■ To be done: Copy all of the records below verbatim.

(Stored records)
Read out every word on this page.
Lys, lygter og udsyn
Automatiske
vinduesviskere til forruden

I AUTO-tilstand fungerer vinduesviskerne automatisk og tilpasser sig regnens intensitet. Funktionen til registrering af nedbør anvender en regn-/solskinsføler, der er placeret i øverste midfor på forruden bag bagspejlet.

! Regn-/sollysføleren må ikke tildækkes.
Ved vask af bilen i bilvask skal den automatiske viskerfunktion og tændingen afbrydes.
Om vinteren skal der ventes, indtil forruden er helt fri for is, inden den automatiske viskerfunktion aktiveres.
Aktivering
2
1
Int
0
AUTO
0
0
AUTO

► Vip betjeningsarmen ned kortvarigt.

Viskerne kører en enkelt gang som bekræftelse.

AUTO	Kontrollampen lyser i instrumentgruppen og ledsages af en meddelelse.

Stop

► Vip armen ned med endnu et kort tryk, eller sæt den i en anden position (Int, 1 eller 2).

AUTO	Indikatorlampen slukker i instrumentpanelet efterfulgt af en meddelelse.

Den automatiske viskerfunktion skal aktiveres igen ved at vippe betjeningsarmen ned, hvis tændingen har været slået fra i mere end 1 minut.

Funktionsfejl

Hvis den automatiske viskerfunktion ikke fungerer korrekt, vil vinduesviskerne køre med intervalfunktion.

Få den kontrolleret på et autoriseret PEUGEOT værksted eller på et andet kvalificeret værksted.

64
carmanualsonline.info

■ Answer for this exercise:
Read out every word on this page.
Lys, lygter og udsyn
Automatiske
vinduesviskere til forruden

I AUTO-tilstand fungerer vinduesviskerne automatisk og tilpasser sig regnens intensitet. Funktionen til registrering af nedbør anvender en regn-/solskinsføler, der er placeret i øverste midfor på forruden bag bagspejlet.

! Regn-/sollysføleren må ikke tildækkes.
Ved vask af bilen i bilvask skal den automatiske viskerfunktion og tændingen afbrydes.
Om vinteren skal der ventes, indtil forruden er helt fri for is, inden den automatiske viskerfunktion aktiveres.
Aktivering
2
1
Int
0
AUTO
0
0
AUTO

► Vip betjeningsarmen ned kortvarigt.

Viskerne kører en enkelt gang som bekræftelse.

AUTO	Kontrollampen lyser i instrumentgruppen og ledsages af en meddelelse.

Stop

► Vip armen ned med endnu et kort tryk, eller sæt den i en anden position (Int, 1 eller 2).

AUTO	Indikatorlampen slukker i instrumentpanelet efterfulgt af en meddelelse.

Den automatiske viskerfunktion skal aktiveres igen ved at vippe betjeningsarmen ned, hvis tændingen har været slået fra i mere end 1 minut.

Funktionsfejl

Hvis den automatiske viskerfunktion ikke fungerer korrekt, vil vinduesviskerne køre med intervalfunktion.

Få den kontrolleret på et autoriseret PEUGEOT værksted eller på et andet kvalificeret værksted.

64
carmanualsonline.info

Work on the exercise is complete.